* _WORK TO DO_:
Which lines in the material below contain the word "RIVERA"? Copy each of them.

* _MATERIAL TO PROCESS_:
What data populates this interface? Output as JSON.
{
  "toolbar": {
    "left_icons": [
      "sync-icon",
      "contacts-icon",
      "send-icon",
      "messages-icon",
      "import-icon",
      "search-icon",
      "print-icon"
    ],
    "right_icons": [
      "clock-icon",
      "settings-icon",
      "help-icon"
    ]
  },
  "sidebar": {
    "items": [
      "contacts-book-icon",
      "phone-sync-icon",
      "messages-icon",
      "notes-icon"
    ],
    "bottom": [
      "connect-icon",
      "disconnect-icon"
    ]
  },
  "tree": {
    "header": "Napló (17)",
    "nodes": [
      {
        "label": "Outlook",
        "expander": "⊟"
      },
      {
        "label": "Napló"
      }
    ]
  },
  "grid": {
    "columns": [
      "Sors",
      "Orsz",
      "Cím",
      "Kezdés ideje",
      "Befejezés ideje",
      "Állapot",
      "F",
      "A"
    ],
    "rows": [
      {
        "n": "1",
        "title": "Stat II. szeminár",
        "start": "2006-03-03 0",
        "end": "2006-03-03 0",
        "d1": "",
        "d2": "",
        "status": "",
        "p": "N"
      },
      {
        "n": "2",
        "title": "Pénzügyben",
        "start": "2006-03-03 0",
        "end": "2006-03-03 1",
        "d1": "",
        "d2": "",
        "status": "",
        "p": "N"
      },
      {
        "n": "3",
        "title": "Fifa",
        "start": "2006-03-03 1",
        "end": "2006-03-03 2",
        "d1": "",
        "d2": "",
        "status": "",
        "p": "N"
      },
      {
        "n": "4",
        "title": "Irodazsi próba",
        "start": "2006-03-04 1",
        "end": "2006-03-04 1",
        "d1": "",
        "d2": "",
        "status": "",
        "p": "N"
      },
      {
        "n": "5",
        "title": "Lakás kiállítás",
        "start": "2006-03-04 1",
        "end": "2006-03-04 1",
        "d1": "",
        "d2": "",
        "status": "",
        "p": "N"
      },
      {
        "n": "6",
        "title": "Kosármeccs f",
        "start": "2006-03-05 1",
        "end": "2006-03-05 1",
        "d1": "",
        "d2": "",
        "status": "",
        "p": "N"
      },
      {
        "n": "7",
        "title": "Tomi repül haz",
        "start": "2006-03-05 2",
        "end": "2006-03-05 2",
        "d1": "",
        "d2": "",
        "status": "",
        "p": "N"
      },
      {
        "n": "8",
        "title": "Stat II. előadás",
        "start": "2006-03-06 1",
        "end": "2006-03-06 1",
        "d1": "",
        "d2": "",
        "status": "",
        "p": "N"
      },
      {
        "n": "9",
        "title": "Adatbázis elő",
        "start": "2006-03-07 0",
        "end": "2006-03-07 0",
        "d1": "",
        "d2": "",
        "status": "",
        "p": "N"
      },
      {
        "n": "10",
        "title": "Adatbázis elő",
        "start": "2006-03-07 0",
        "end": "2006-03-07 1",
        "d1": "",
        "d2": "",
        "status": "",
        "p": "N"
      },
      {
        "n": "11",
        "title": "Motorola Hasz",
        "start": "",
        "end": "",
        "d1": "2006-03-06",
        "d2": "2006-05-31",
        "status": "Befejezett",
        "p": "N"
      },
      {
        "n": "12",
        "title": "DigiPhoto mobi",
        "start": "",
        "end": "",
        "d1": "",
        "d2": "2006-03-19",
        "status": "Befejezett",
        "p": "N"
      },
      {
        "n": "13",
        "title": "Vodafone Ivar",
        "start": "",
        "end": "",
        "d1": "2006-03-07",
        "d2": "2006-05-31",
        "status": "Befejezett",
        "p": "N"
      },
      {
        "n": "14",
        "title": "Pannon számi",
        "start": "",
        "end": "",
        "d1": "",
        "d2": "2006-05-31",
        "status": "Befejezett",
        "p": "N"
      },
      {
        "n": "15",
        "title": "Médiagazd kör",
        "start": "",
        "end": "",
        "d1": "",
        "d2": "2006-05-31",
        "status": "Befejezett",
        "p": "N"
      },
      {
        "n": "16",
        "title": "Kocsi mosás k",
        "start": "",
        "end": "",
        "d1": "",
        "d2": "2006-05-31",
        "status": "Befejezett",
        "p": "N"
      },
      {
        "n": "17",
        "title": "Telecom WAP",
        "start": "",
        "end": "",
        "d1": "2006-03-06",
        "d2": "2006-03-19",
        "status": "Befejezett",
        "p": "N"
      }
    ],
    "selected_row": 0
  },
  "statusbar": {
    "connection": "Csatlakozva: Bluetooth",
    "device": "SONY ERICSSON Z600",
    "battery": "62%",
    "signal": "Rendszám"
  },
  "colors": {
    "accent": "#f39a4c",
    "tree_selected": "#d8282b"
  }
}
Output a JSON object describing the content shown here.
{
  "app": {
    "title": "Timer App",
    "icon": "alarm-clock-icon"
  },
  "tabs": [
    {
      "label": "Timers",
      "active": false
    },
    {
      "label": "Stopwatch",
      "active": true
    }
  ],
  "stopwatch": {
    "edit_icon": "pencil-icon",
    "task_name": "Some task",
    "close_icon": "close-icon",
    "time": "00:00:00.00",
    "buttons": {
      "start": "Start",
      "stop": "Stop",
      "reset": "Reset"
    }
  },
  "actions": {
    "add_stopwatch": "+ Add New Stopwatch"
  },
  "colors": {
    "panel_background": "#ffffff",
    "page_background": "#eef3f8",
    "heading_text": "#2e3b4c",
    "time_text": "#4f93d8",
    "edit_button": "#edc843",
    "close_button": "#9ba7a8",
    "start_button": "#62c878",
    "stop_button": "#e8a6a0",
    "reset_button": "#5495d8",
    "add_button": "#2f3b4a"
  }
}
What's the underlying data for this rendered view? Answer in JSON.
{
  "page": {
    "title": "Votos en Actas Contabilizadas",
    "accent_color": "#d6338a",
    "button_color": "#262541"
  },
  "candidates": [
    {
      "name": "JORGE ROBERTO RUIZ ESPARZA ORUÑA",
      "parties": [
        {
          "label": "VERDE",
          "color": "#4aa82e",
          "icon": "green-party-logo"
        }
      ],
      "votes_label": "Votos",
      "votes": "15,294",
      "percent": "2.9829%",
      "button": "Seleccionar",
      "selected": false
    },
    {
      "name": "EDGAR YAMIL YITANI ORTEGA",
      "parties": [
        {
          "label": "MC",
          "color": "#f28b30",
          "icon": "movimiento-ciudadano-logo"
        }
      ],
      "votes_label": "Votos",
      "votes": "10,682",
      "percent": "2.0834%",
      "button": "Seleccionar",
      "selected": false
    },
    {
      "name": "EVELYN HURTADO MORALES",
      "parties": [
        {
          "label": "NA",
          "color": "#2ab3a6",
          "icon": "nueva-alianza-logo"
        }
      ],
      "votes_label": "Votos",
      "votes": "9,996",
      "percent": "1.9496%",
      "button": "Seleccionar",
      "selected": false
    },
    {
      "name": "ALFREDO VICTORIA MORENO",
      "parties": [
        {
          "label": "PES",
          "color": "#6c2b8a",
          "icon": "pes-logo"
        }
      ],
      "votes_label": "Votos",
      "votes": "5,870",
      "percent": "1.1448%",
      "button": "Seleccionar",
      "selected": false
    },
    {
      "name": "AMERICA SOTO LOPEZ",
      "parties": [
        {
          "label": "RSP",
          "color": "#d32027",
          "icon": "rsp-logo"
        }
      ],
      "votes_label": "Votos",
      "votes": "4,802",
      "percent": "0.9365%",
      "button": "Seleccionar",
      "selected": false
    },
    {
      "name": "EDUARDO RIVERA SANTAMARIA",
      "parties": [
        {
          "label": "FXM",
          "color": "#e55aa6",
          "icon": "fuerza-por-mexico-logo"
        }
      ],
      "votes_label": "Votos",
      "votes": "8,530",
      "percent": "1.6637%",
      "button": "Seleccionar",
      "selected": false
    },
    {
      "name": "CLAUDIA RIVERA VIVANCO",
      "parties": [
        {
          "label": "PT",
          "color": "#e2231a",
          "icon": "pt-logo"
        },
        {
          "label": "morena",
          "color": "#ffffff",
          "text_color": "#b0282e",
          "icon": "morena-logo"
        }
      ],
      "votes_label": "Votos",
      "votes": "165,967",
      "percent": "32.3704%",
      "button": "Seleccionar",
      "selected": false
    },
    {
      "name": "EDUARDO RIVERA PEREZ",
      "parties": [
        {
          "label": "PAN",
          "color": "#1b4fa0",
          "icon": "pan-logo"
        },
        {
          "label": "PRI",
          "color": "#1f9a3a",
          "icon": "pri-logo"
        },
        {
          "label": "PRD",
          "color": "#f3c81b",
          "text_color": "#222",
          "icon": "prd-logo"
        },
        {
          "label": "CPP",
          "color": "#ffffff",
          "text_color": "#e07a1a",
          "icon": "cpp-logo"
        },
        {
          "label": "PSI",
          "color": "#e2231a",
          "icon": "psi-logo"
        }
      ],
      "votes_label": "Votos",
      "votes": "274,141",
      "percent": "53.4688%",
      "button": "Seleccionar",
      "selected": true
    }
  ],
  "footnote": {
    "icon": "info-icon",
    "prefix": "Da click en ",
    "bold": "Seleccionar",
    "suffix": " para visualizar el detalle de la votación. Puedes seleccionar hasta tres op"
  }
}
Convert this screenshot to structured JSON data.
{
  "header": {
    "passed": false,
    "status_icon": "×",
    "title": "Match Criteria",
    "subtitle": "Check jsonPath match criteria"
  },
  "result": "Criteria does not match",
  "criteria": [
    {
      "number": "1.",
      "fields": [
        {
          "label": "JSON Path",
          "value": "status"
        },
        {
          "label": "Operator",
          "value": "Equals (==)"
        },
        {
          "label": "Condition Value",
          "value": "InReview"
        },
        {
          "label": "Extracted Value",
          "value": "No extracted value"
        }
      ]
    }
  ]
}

* _ANSWER FOR THE TASK_:
      "name": "EDUARDO RIVERA SANTAMARIA",
      "name": "CLAUDIA RIVERA VIVANCO",
      "name": "EDUARDO RIVERA PEREZ",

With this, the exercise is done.